### TASK INSTRUCTIONS:
According to the normalisation documentation, which file holds all the normalisation utilities?

Skip to content

Latest commit

 

History

History
172 lines (111 loc) · 4.79 KB

File metadata and controls

172 lines (111 loc) · 4.79 KB

Normalisation

Normalisation is the first step in both template storage and utterance matching. It ensures that superficial textual differences (apostrophe variants, double spaces, case) do not prevent a correct fuzzy match. All normalisation utilities are in nebulento/bracket_expansion.py.


Functions

normalize_utterance(text)

nebulento/bracket_expansion.py:86

Normalise a plain query utterance before matching. Applied to every utterance by IntentContainer._norm().

Steps:

  1. Replace all apostrophe variants with a single space (_drop_apostrophes).
  2. Collapse runs of whitespace to a single space and strip leading/trailing whitespace (_normalize_whitespace).

Does not touch entity placeholder syntax — there are no {...} tokens in a plain utterance.

from nebulento.bracket_expansion import normalize_utterance

normalize_utterance("it's  fine")
# "it s fine"

normalize_utterance("  hello   world  ")
# "hello world"

normalize_example(example)

nebulento/bracket_expansion.py:69

Normalise a training template for storage. Applied to each line before expand_template in add_intent.

### DATA EXTRACT:

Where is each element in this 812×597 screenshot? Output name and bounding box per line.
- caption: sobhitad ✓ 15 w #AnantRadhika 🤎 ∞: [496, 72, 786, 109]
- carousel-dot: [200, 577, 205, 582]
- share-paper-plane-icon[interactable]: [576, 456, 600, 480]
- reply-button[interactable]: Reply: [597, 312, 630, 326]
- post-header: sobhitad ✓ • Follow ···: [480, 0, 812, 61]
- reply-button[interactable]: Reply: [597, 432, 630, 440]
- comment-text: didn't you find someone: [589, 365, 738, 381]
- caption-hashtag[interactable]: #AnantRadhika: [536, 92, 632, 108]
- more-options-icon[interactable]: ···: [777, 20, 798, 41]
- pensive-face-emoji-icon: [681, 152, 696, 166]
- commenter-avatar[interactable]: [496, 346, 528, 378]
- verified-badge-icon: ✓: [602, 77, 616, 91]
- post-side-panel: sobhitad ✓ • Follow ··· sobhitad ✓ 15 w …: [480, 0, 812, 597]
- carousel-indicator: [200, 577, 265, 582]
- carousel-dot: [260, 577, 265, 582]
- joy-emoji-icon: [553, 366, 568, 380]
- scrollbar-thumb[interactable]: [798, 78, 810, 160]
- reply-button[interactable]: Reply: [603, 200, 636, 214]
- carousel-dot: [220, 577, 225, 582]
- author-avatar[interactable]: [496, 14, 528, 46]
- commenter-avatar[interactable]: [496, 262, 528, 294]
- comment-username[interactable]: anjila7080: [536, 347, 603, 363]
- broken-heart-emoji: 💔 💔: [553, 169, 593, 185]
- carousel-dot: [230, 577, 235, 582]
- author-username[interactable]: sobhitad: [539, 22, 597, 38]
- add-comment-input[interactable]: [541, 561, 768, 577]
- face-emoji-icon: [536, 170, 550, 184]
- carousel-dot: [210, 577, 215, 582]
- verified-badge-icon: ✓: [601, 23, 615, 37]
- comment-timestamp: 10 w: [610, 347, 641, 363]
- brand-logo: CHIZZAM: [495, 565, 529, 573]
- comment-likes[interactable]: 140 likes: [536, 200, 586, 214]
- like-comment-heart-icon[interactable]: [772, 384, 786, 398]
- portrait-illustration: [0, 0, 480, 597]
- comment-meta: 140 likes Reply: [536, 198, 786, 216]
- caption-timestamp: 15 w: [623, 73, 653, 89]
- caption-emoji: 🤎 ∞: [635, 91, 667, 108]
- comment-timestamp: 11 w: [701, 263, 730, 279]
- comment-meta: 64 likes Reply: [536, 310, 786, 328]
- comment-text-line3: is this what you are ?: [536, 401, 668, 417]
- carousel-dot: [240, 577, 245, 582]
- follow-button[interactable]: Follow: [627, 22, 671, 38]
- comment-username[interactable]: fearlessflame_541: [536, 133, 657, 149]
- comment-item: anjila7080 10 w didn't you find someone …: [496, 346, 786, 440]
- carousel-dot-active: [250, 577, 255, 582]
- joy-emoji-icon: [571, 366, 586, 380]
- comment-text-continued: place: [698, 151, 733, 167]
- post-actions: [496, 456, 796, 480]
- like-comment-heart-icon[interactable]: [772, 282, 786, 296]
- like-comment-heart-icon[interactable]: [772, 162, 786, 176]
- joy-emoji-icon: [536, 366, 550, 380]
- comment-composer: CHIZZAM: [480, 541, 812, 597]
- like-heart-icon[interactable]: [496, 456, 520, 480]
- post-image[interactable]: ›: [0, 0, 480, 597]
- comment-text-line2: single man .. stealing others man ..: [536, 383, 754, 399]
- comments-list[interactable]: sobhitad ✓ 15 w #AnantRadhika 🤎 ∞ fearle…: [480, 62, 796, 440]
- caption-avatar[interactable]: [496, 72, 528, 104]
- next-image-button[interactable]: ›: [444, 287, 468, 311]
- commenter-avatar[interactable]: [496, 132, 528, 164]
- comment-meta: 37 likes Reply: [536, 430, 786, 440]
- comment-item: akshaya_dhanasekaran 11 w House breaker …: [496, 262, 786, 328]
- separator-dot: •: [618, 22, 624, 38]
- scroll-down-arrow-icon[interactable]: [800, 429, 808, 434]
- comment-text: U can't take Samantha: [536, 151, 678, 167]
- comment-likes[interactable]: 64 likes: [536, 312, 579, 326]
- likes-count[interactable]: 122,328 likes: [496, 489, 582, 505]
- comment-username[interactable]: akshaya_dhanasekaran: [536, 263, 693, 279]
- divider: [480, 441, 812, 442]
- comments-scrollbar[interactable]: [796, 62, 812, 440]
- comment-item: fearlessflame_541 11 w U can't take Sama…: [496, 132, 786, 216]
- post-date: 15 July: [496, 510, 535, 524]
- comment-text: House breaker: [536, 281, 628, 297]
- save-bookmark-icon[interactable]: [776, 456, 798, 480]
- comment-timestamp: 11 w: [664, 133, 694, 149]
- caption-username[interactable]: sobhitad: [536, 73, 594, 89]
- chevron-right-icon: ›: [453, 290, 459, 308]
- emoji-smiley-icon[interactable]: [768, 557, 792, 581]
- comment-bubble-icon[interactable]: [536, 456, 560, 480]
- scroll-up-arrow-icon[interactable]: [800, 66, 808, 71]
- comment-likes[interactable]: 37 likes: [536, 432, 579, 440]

### RESULT FOR THIS TASK:
nebulento/bracket_expansion.py